Extracted material =

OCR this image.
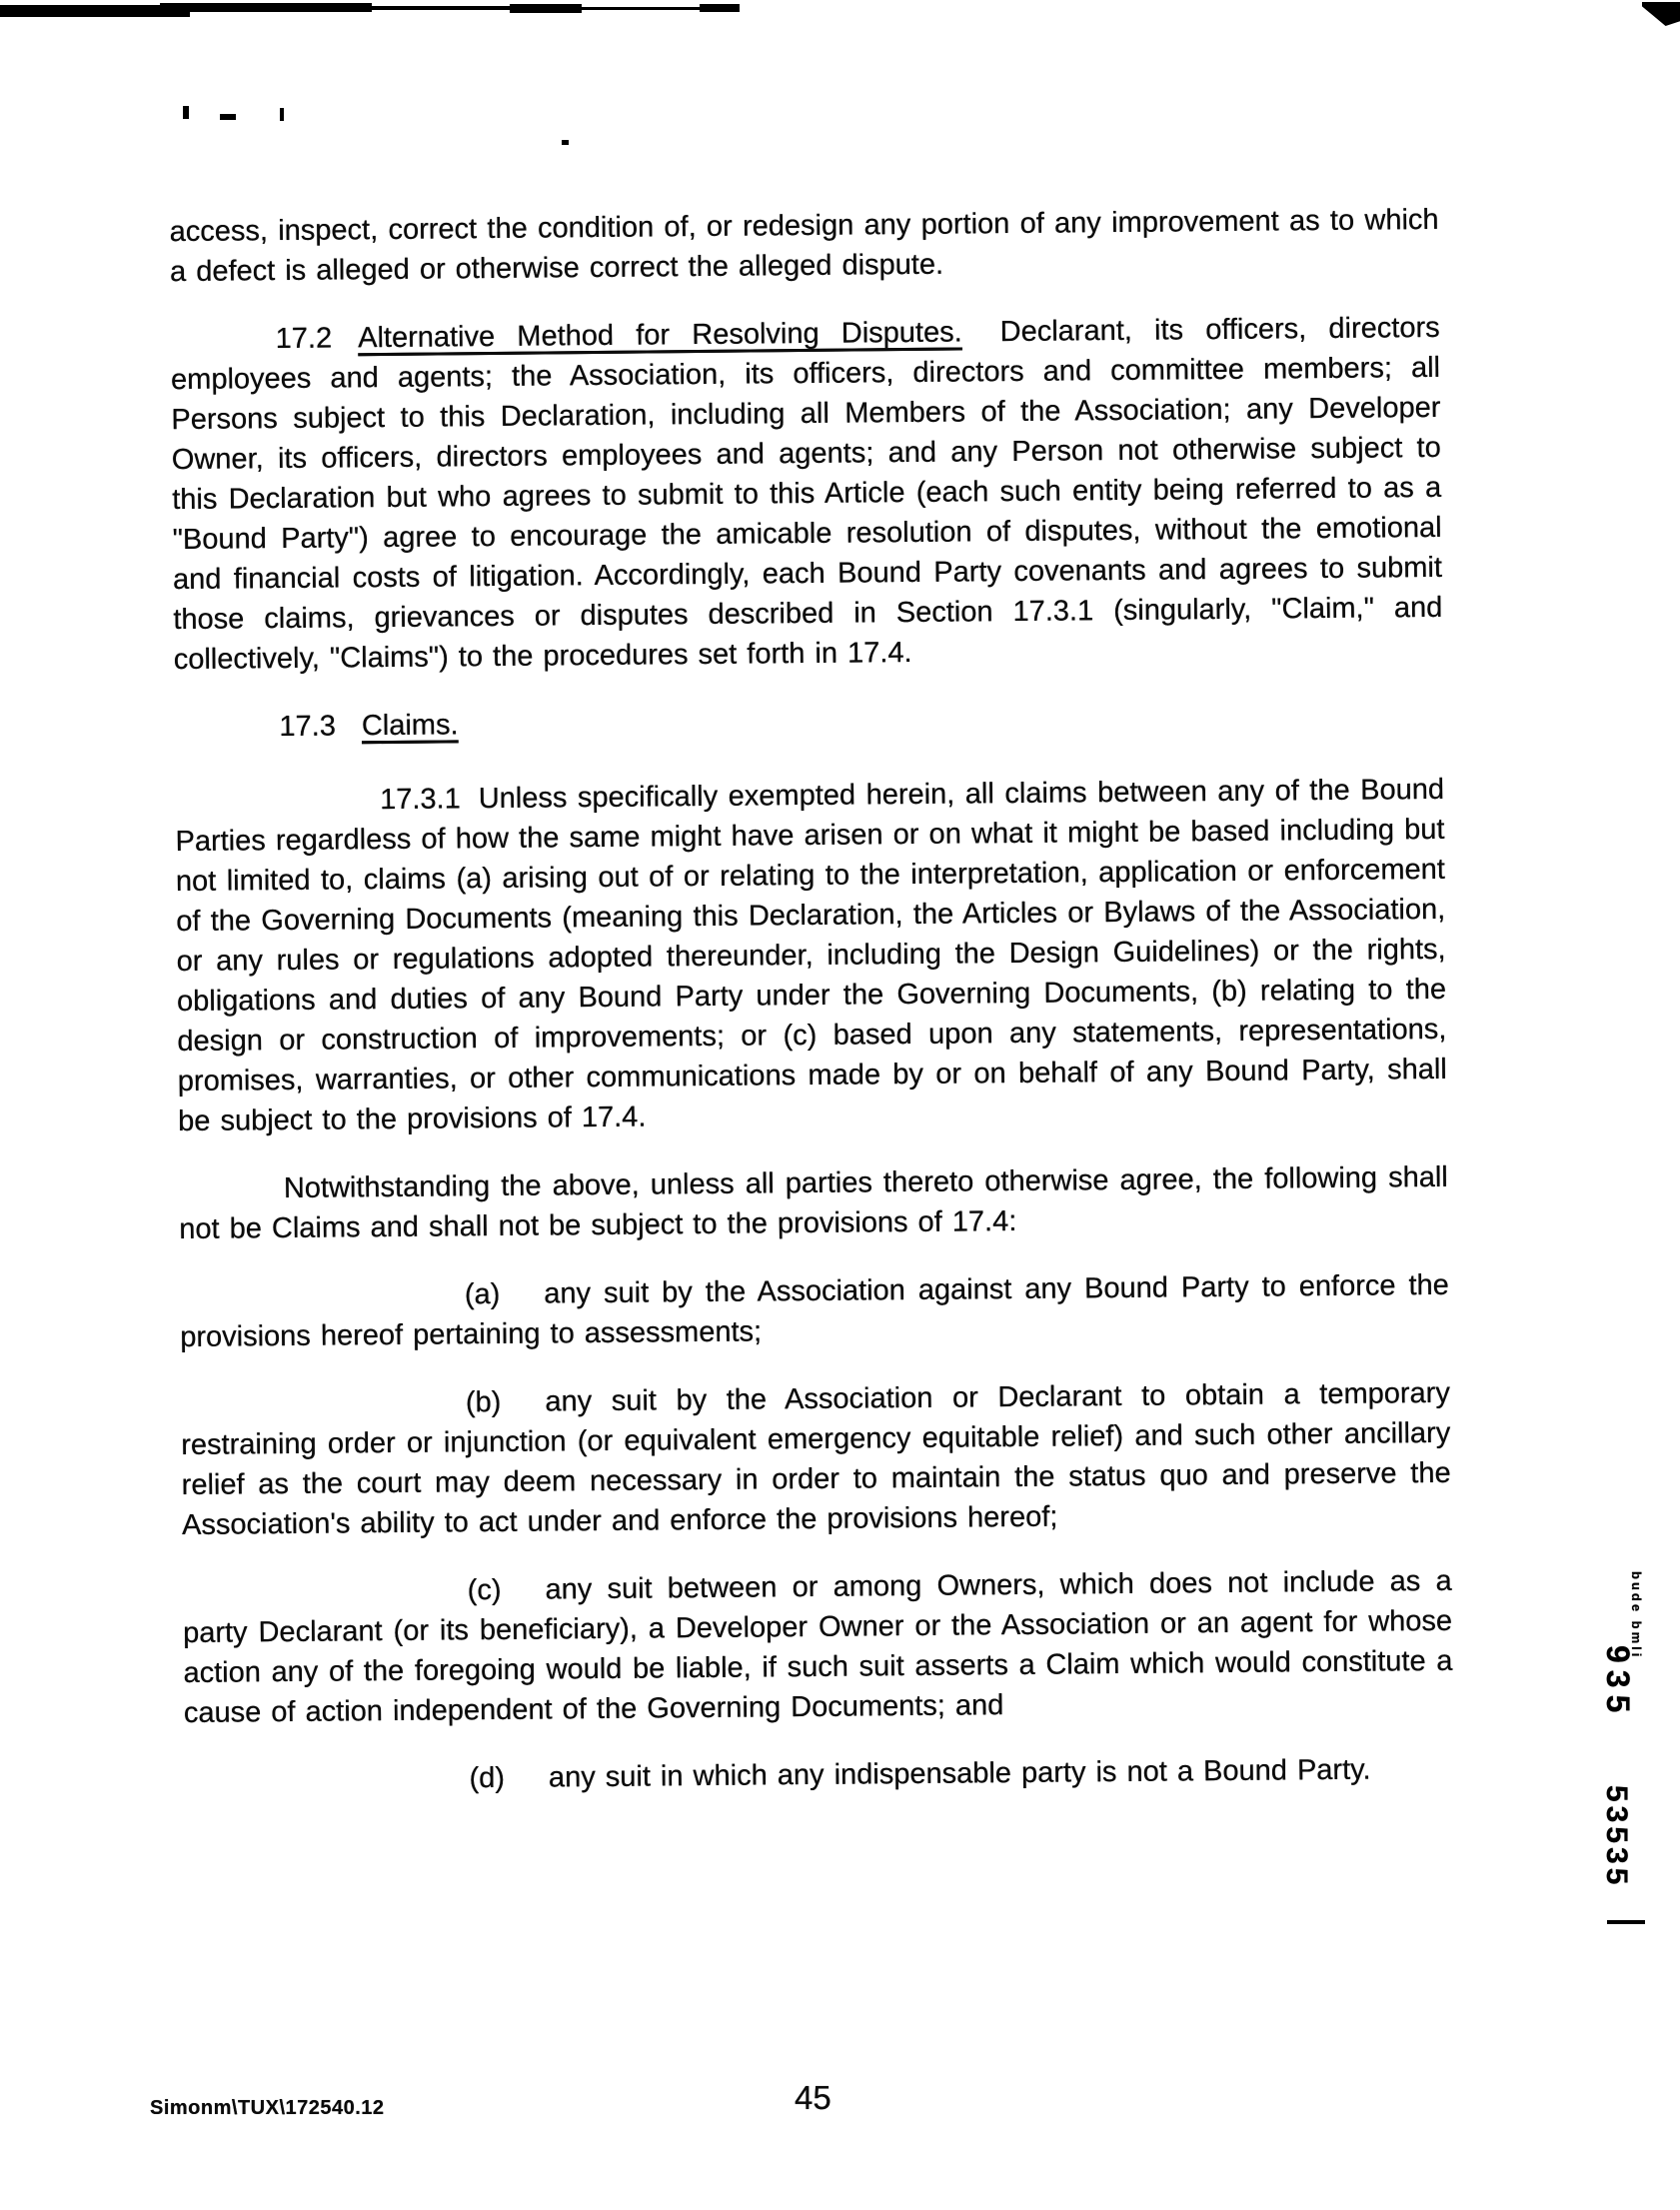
access, inspect, correct the condition of, or redesign any portion of any improvement as to which a defect is alleged or otherwise correct the alleged dispute.

17.2 Alternative Method for Resolving Disputes. Declarant, its officers, directors employees and agents; the Association, its officers, directors and committee members; all Persons subject to this Declaration, including all Members of the Association; any Developer Owner, its officers, directors employees and agents; and any Person not otherwise subject to this Declaration but who agrees to submit to this Article (each such entity being referred to as a "Bound Party") agree to encourage the amicable resolution of disputes, without the emotional and financial costs of litigation. Accordingly, each Bound Party covenants and agrees to submit those claims, grievances or disputes described in Section 17.3.1 (singularly, "Claim," and collectively, "Claims") to the procedures set forth in 17.4.

17.3 Claims.

17.3.1 Unless specifically exempted herein, all claims between any of the Bound Parties regardless of how the same might have arisen or on what it might be based including but not limited to, claims (a) arising out of or relating to the interpretation, application or enforcement of the Governing Documents (meaning this Declaration, the Articles or Bylaws of the Association, or any rules or regulations adopted thereunder, including the Design Guidelines) or the rights, obligations and duties of any Bound Party under the Governing Documents, (b) relating to the design or construction of improvements; or (c) based upon any statements, representations, promises, warranties, or other communications made by or on behalf of any Bound Party, shall be subject to the provisions of 17.4.

Notwithstanding the above, unless all parties thereto otherwise agree, the following shall not be Claims and shall not be subject to the provisions of 17.4:

(a) any suit by the Association against any Bound Party to enforce the provisions hereof pertaining to assessments;

(b) any suit by the Association or Declarant to obtain a temporary restraining order or injunction (or equivalent emergency equitable relief) and such other ancillary relief as the court may deem necessary in order to maintain the status quo and preserve the Association's ability to act under and enforce the provisions hereof;

(c) any suit between or among Owners, which does not include as a party Declarant (or its beneficiary), a Developer Owner or the Association or an agent for whose action any of the foregoing would be liable, if such suit asserts a Claim which would constitute a cause of action independent of the Governing Documents; and

(d) any suit in which any indispensable party is not a Bound Party.

bude bmli
935
53535
Simonm\TUX\172540.12	45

Set task =
Reproduce every line of the listing above in which the string "hereof" appears.

Correct response =
(a) any suit by the Association against any Bound Party to enforce the provisions hereof pertaining to assessments;
(b) any suit by the Association or Declarant to obtain a temporary restraining order or injunction (or equivalent emergency equitable relief) and such other ancillary relief as the court may deem necessary in order to maintain the status quo and preserve the Association's ability to act under and enforce the provisions hereof;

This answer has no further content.